**EXERCISE BRIEF**. Pull out every one of the rows below that contains the string "header", matching case exactly.

=-=-=-=-=

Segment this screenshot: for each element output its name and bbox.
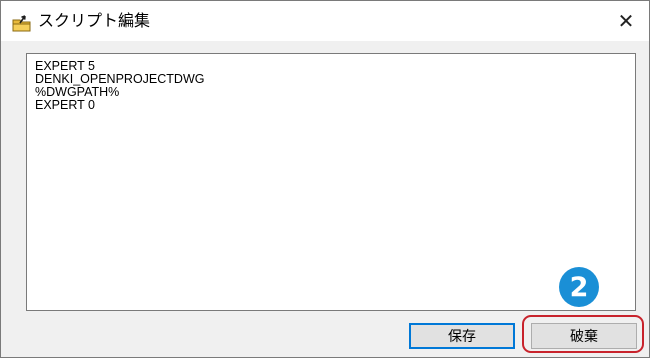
save-button[interactable]: 保存 [409, 323, 515, 349]
discard-button[interactable]: 破棄 [531, 323, 637, 349]
step-badge: 2 [559, 267, 599, 307]
script-edit-dialog: スクリプト編集 ✕ 保存 破棄 [0, 0, 650, 358]
title-bar: スクリプト編集 ✕ [1, 1, 649, 41]
script-text-area[interactable] [26, 53, 636, 311]
close-button[interactable]: ✕ [603, 1, 649, 41]
close-icon: ✕ [617, 9, 635, 33]
window-title: スクリプト編集 [38, 11, 151, 30]
folder-with-arrow-icon [12, 14, 32, 32]
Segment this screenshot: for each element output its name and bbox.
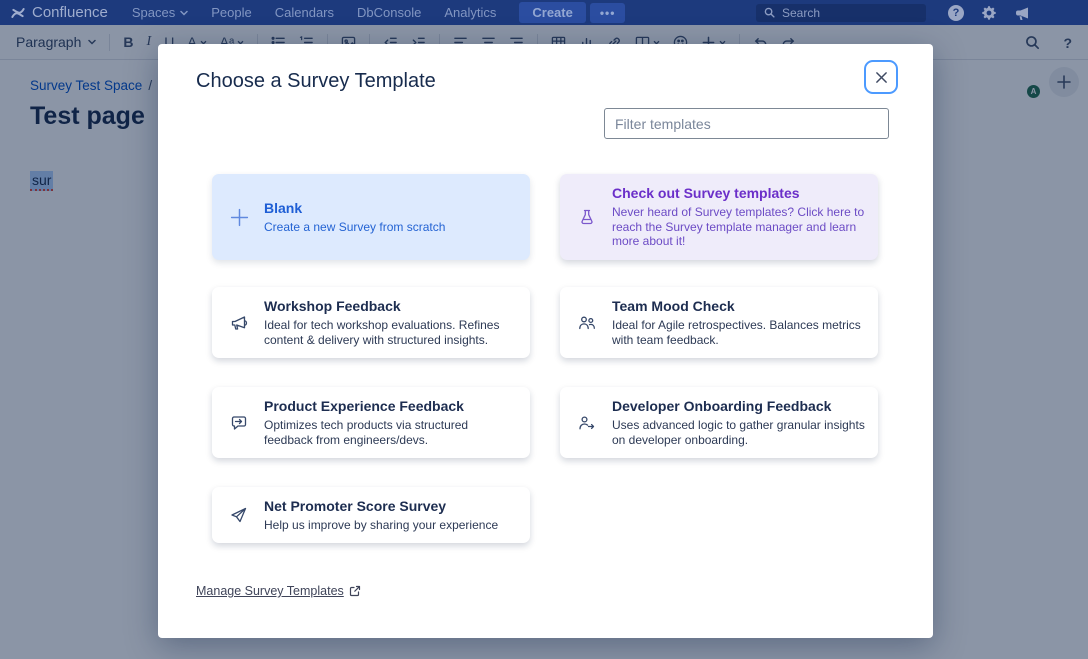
- manage-survey-templates-link[interactable]: Manage Survey Templates: [196, 584, 361, 598]
- close-button[interactable]: [864, 60, 898, 94]
- card-text: Check out Survey templates Never heard o…: [612, 185, 864, 249]
- confluence-logo-icon: [10, 5, 26, 21]
- modal-title: Choose a Survey Template: [196, 70, 436, 93]
- nav-search-box[interactable]: [756, 4, 926, 22]
- flask-icon: [575, 209, 599, 225]
- brand-name: Confluence: [32, 4, 108, 21]
- person-arrow-icon: [575, 414, 599, 432]
- confluence-screen: Confluence Spaces People Calendars DbCon…: [0, 0, 1088, 659]
- search-icon: [764, 7, 775, 18]
- nav-more-button[interactable]: •••: [590, 3, 626, 23]
- card-title: Blank: [264, 200, 445, 216]
- nav-item-dbconsole[interactable]: DbConsole: [357, 5, 421, 20]
- template-card-product-experience-feedback[interactable]: Product Experience Feedback Optimizes te…: [212, 387, 530, 458]
- card-title: Product Experience Feedback: [264, 398, 468, 414]
- card-title: Team Mood Check: [612, 298, 861, 314]
- people-icon: [575, 314, 599, 332]
- card-text: Developer Onboarding Feedback Uses advan…: [612, 398, 865, 448]
- help-icon[interactable]: ?: [948, 5, 964, 21]
- card-text: Product Experience Feedback Optimizes te…: [264, 398, 468, 448]
- top-nav: Confluence Spaces People Calendars DbCon…: [0, 0, 1088, 25]
- card-description: Help us improve by sharing your experien…: [264, 518, 498, 533]
- template-card-developer-onboarding-feedback[interactable]: Developer Onboarding Feedback Uses advan…: [560, 387, 878, 458]
- survey-template-modal: Choose a Survey Template Blank Create a …: [158, 44, 933, 638]
- card-title: Check out Survey templates: [612, 185, 864, 201]
- megaphone-icon: [227, 314, 251, 332]
- gear-icon[interactable]: [981, 5, 997, 21]
- template-card-blank[interactable]: Blank Create a new Survey from scratch: [212, 174, 530, 260]
- create-button[interactable]: Create: [519, 2, 585, 23]
- template-card-team-mood-check[interactable]: Team Mood Check Ideal for Agile retrospe…: [560, 287, 878, 358]
- template-card-workshop-feedback[interactable]: Workshop Feedback Ideal for tech worksho…: [212, 287, 530, 358]
- filter-templates-input[interactable]: [604, 108, 889, 139]
- card-text: Blank Create a new Survey from scratch: [264, 200, 445, 235]
- confluence-logo[interactable]: Confluence: [10, 4, 108, 21]
- card-title: Net Promoter Score Survey: [264, 498, 498, 514]
- card-text: Net Promoter Score Survey Help us improv…: [264, 498, 498, 533]
- template-card-checkout-templates[interactable]: Check out Survey templates Never heard o…: [560, 174, 878, 260]
- card-description: Ideal for Agile retrospectives. Balances…: [612, 318, 861, 348]
- nav-item-spaces[interactable]: Spaces: [132, 5, 188, 20]
- card-title: Developer Onboarding Feedback: [612, 398, 865, 414]
- card-title: Workshop Feedback: [264, 298, 499, 314]
- nav-search-input[interactable]: [782, 6, 902, 20]
- card-text: Workshop Feedback Ideal for tech worksho…: [264, 298, 499, 348]
- nav-item-calendars[interactable]: Calendars: [275, 5, 334, 20]
- external-link-icon: [349, 585, 361, 597]
- card-description: Never heard of Survey templates? Click h…: [612, 205, 864, 249]
- paper-plane-icon: [227, 506, 251, 524]
- card-description: Create a new Survey from scratch: [264, 220, 445, 235]
- card-description: Optimizes tech products via structured f…: [264, 418, 468, 448]
- announcement-icon[interactable]: [1014, 5, 1030, 21]
- card-description: Uses advanced logic to gather granular i…: [612, 418, 865, 448]
- feedback-bubble-icon: [227, 414, 251, 432]
- plus-icon: [227, 207, 251, 228]
- card-text: Team Mood Check Ideal for Agile retrospe…: [612, 298, 861, 348]
- close-icon: [875, 71, 888, 84]
- template-card-net-promoter-score[interactable]: Net Promoter Score Survey Help us improv…: [212, 487, 530, 543]
- chevron-down-icon: [180, 10, 188, 16]
- card-description: Ideal for tech workshop evaluations. Ref…: [264, 318, 499, 348]
- nav-item-people[interactable]: People: [211, 5, 251, 20]
- nav-item-analytics[interactable]: Analytics: [444, 5, 496, 20]
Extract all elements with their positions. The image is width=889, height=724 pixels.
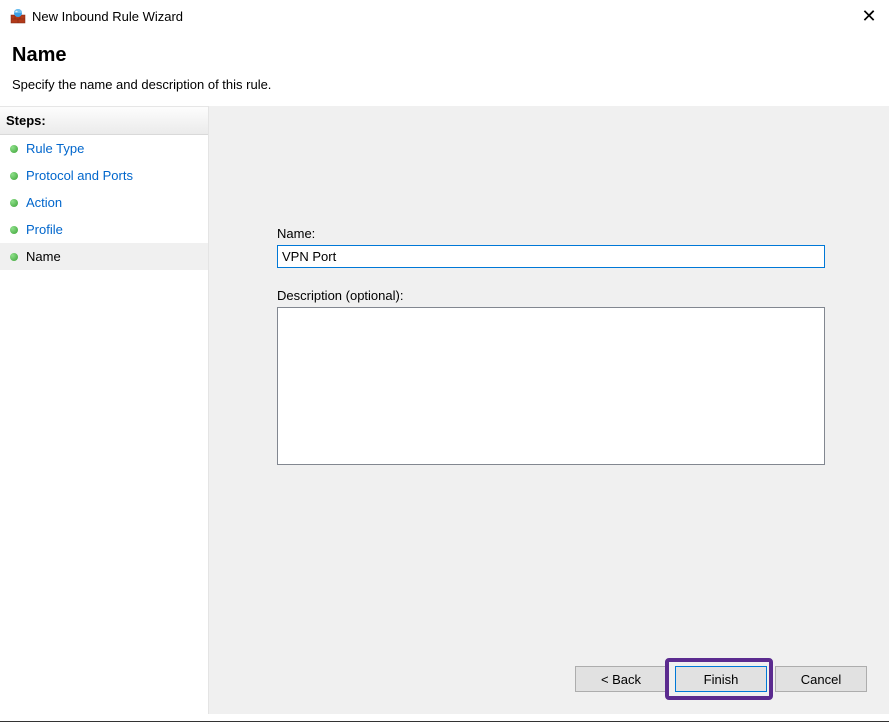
titlebar: New Inbound Rule Wizard ✕ (0, 0, 889, 30)
steps-sidebar: Steps: Rule Type Protocol and Ports Acti… (0, 106, 208, 714)
step-action[interactable]: Action (0, 189, 208, 216)
page-heading: Name (12, 44, 877, 67)
step-label: Rule Type (26, 141, 84, 156)
step-profile[interactable]: Profile (0, 216, 208, 243)
window-title: New Inbound Rule Wizard (32, 9, 183, 24)
titlebar-left: New Inbound Rule Wizard (10, 8, 183, 24)
name-input[interactable] (277, 245, 825, 268)
bullet-icon (10, 199, 18, 207)
step-rule-type[interactable]: Rule Type (0, 135, 208, 162)
bullet-icon (10, 145, 18, 153)
finish-button[interactable]: Finish (675, 666, 767, 692)
form-area: Name: Description (optional): (209, 106, 889, 468)
cancel-button[interactable]: Cancel (775, 666, 867, 692)
steps-header: Steps: (0, 106, 208, 135)
name-label: Name: (277, 226, 829, 241)
bullet-icon (10, 172, 18, 180)
bullet-icon (10, 253, 18, 261)
main-panel: Name: Description (optional): < Back Fin… (208, 106, 889, 714)
wizard-header: Name Specify the name and description of… (0, 30, 889, 106)
back-button[interactable]: < Back (575, 666, 667, 692)
window-bottom-border (0, 721, 889, 722)
close-button[interactable]: ✕ (859, 9, 879, 23)
step-label: Profile (26, 222, 63, 237)
content-area: Steps: Rule Type Protocol and Ports Acti… (0, 106, 889, 714)
bullet-icon (10, 226, 18, 234)
step-name[interactable]: Name (0, 243, 208, 270)
description-label: Description (optional): (277, 288, 829, 303)
step-label: Protocol and Ports (26, 168, 133, 183)
firewall-icon (10, 8, 26, 24)
page-subheading: Specify the name and description of this… (12, 77, 877, 92)
button-row: < Back Finish Cancel (575, 666, 867, 692)
step-label: Action (26, 195, 62, 210)
step-protocol-and-ports[interactable]: Protocol and Ports (0, 162, 208, 189)
description-textarea[interactable] (277, 307, 825, 465)
step-label: Name (26, 249, 61, 264)
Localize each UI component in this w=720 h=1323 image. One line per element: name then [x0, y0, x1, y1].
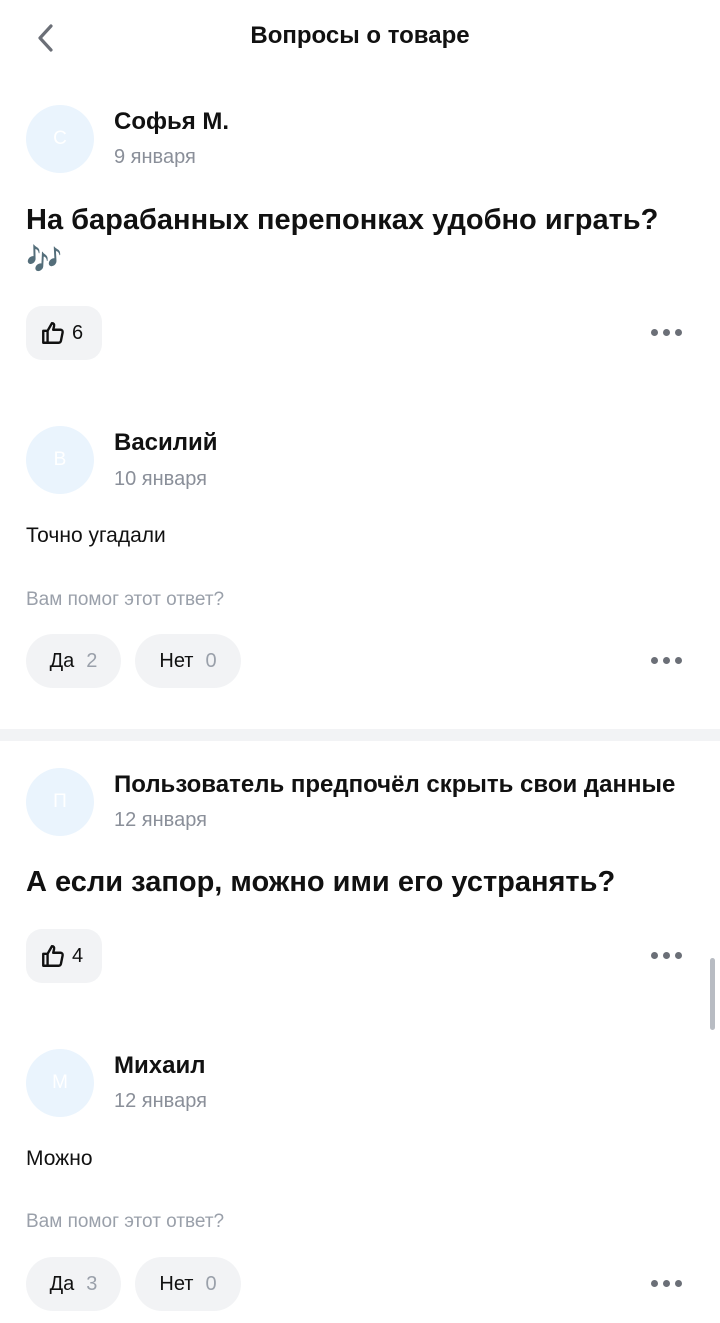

=-=-=-=-=

**THE REPLY**.
steps-header: Steps: (0, 106, 208, 135)
wizard-header: Name Specify the name and description of… (0, 30, 889, 106)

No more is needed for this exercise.